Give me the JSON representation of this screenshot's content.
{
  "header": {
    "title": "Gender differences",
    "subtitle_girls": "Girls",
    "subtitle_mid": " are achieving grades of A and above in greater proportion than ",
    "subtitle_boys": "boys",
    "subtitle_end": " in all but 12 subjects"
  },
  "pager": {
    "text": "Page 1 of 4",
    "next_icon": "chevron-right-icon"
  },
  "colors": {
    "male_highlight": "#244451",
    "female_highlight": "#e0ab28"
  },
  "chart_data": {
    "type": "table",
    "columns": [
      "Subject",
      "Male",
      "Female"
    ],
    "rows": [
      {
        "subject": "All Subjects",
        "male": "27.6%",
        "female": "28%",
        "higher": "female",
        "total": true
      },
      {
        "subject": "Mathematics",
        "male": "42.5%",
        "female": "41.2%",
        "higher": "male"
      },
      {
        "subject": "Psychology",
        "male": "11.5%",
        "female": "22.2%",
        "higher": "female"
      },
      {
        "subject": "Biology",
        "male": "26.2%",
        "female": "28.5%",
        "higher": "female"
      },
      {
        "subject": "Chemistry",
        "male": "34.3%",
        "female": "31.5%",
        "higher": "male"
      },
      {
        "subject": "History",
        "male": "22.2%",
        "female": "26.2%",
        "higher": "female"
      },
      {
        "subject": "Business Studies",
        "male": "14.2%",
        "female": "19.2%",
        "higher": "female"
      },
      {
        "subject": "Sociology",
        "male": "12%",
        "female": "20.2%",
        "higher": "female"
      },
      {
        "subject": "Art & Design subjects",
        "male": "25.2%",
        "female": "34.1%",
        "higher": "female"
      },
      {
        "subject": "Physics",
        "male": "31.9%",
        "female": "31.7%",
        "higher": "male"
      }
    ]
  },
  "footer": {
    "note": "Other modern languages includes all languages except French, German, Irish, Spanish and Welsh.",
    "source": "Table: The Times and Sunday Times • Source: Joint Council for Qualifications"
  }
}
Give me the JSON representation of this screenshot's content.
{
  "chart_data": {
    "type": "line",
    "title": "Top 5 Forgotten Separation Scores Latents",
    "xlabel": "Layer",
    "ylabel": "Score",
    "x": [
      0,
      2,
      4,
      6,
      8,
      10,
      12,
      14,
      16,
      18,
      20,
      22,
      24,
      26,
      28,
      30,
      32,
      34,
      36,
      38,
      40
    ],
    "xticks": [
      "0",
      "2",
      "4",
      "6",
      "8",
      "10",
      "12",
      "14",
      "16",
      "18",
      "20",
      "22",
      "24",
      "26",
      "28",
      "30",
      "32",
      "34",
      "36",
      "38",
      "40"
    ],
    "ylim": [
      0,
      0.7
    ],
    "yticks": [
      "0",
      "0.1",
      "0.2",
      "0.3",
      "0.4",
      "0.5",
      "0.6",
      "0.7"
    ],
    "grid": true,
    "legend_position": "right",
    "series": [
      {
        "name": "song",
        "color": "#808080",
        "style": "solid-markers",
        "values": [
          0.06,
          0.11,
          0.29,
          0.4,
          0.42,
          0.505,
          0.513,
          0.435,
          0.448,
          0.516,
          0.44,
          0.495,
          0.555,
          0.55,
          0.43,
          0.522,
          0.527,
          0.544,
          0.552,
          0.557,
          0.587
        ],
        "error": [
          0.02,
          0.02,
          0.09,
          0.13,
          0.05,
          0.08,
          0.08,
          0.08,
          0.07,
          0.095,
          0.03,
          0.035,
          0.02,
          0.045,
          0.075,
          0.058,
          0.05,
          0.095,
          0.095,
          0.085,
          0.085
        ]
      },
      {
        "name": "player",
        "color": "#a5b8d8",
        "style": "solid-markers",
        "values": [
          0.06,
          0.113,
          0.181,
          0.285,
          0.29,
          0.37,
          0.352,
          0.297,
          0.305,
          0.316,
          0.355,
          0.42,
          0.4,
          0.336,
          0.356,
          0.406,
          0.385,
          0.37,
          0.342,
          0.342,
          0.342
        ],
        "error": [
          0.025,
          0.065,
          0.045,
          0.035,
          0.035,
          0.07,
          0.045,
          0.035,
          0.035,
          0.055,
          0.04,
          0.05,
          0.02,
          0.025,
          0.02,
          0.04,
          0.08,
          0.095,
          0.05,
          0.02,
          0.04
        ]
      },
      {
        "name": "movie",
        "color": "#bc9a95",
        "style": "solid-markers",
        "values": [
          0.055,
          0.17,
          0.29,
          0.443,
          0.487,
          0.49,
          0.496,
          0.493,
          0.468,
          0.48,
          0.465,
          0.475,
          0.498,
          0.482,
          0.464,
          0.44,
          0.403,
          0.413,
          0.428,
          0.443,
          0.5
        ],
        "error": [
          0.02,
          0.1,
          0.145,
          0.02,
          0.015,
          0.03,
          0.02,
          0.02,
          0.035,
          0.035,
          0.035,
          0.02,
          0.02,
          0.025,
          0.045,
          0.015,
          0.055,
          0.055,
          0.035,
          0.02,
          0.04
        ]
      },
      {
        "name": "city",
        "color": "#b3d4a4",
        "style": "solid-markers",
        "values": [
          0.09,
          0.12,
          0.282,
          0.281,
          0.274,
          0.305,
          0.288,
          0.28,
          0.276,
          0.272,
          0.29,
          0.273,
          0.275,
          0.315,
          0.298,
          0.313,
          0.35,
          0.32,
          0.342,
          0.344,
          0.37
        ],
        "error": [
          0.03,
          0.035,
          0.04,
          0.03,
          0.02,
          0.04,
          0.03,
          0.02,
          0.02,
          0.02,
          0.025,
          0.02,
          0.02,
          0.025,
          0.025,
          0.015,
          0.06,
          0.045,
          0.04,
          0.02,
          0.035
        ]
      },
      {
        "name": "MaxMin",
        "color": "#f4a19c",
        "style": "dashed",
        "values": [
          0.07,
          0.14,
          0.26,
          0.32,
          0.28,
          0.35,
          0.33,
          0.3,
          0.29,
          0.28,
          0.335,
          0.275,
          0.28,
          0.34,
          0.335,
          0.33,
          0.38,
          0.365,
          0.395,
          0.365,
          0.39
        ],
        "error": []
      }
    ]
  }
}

——————

▶ TASK STATEMENT:
Transcribe the entire listing above precisely.

▶ OUTPUT:
Give me the JSON representation of this screenshot's content.
{
  "header": {
    "title": "Gender differences",
    "subtitle_girls": "Girls",
    "subtitle_mid": " are achieving grades of A and above in greater proportion than ",
    "subtitle_boys": "boys",
    "subtitle_end": " in all but 12 subjects"
  },
  "pager": {
    "text": "Page 1 of 4",
    "next_icon": "chevron-right-icon"
  },
  "colors": {
    "male_highlight": "#244451",
    "female_highlight": "#e0ab28"
  },
  "chart_data": {
    "type": "table",
    "columns": [
      "Subject",
      "Male",
      "Female"
    ],
    "rows": [
      {
        "subject": "All Subjects",
        "male": "27.6%",
        "female": "28%",
        "higher": "female",
        "total": true
      },
      {
        "subject": "Mathematics",
        "male": "42.5%",
        "female": "41.2%",
        "higher": "male"
      },
      {
        "subject": "Psychology",
        "male": "11.5%",
        "female": "22.2%",
        "higher": "female"
      },
      {
        "subject": "Biology",
        "male": "26.2%",
        "female": "28.5%",
        "higher": "female"
      },
      {
        "subject": "Chemistry",
        "male": "34.3%",
        "female": "31.5%",
        "higher": "male"
      },
      {
        "subject": "History",
        "male": "22.2%",
        "female": "26.2%",
        "higher": "female"
      },
      {
        "subject": "Business Studies",
        "male": "14.2%",
        "female": "19.2%",
        "higher": "female"
      },
      {
        "subject": "Sociology",
        "male": "12%",
        "female": "20.2%",
        "higher": "female"
      },
      {
        "subject": "Art & Design subjects",
        "male": "25.2%",
        "female": "34.1%",
        "higher": "female"
      },
      {
        "subject": "Physics",
        "male": "31.9%",
        "female": "31.7%",
        "higher": "male"
      }
    ]
  },
  "footer": {
    "note": "Other modern languages includes all languages except French, German, Irish, Spanish and Welsh.",
    "source": "Table: The Times and Sunday Times • Source: Joint Council for Qualifications"
  }
}
Give me the JSON representation of this screenshot's content.
{
  "chart_data": {
    "type": "line",
    "title": "Top 5 Forgotten Separation Scores Latents",
    "xlabel": "Layer",
    "ylabel": "Score",
    "x": [
      0,
      2,
      4,
      6,
      8,
      10,
      12,
      14,
      16,
      18,
      20,
      22,
      24,
      26,
      28,
      30,
      32,
      34,
      36,
      38,
      40
    ],
    "xticks": [
      "0",
      "2",
      "4",
      "6",
      "8",
      "10",
      "12",
      "14",
      "16",
      "18",
      "20",
      "22",
      "24",
      "26",
      "28",
      "30",
      "32",
      "34",
      "36",
      "38",
      "40"
    ],
    "ylim": [
      0,
      0.7
    ],
    "yticks": [
      "0",
      "0.1",
      "0.2",
      "0.3",
      "0.4",
      "0.5",
      "0.6",
      "0.7"
    ],
    "grid": true,
    "legend_position": "right",
    "series": [
      {
        "name": "song",
        "color": "#808080",
        "style": "solid-markers",
        "values": [
          0.06,
          0.11,
          0.29,
          0.4,
          0.42,
          0.505,
          0.513,
          0.435,
          0.448,
          0.516,
          0.44,
          0.495,
          0.555,
          0.55,
          0.43,
          0.522,
          0.527,
          0.544,
          0.552,
          0.557,
          0.587
        ],
        "error": [
          0.02,
          0.02,
          0.09,
          0.13,
          0.05,
          0.08,
          0.08,
          0.08,
          0.07,
          0.095,
          0.03,
          0.035,
          0.02,
          0.045,
          0.075,
          0.058,
          0.05,
          0.095,
          0.095,
          0.085,
          0.085
        ]
      },
      {
        "name": "player",
        "color": "#a5b8d8",
        "style": "solid-markers",
        "values": [
          0.06,
          0.113,
          0.181,
          0.285,
          0.29,
          0.37,
          0.352,
          0.297,
          0.305,
          0.316,
          0.355,
          0.42,
          0.4,
          0.336,
          0.356,
          0.406,
          0.385,
          0.37,
          0.342,
          0.342,
          0.342
        ],
        "error": [
          0.025,
          0.065,
          0.045,
          0.035,
          0.035,
          0.07,
          0.045,
          0.035,
          0.035,
          0.055,
          0.04,
          0.05,
          0.02,
          0.025,
          0.02,
          0.04,
          0.08,
          0.095,
          0.05,
          0.02,
          0.04
        ]
      },
      {
        "name": "movie",
        "color": "#bc9a95",
        "style": "solid-markers",
        "values": [
          0.055,
          0.17,
          0.29,
          0.443,
          0.487,
          0.49,
          0.496,
          0.493,
          0.468,
          0.48,
          0.465,
          0.475,
          0.498,
          0.482,
          0.464,
          0.44,
          0.403,
          0.413,
          0.428,
          0.443,
          0.5
        ],
        "error": [
          0.02,
          0.1,
          0.145,
          0.02,
          0.015,
          0.03,
          0.02,
          0.02,
          0.035,
          0.035,
          0.035,
          0.02,
          0.02,
          0.025,
          0.045,
          0.015,
          0.055,
          0.055,
          0.035,
          0.02,
          0.04
        ]
      },
      {
        "name": "city",
        "color": "#b3d4a4",
        "style": "solid-markers",
        "values": [
          0.09,
          0.12,
          0.282,
          0.281,
          0.274,
          0.305,
          0.288,
          0.28,
          0.276,
          0.272,
          0.29,
          0.273,
          0.275,
          0.315,
          0.298,
          0.313,
          0.35,
          0.32,
          0.342,
          0.344,
          0.37
        ],
        "error": [
          0.03,
          0.035,
          0.04,
          0.03,
          0.02,
          0.04,
          0.03,
          0.02,
          0.02,
          0.02,
          0.025,
          0.02,
          0.02,
          0.025,
          0.025,
          0.015,
          0.06,
          0.045,
          0.04,
          0.02,
          0.035
        ]
      },
      {
        "name": "MaxMin",
        "color": "#f4a19c",
        "style": "dashed",
        "values": [
          0.07,
          0.14,
          0.26,
          0.32,
          0.28,
          0.35,
          0.33,
          0.3,
          0.29,
          0.28,
          0.335,
          0.275,
          0.28,
          0.34,
          0.335,
          0.33,
          0.38,
          0.365,
          0.395,
          0.365,
          0.39
        ],
        "error": []
      }
    ]
  }
}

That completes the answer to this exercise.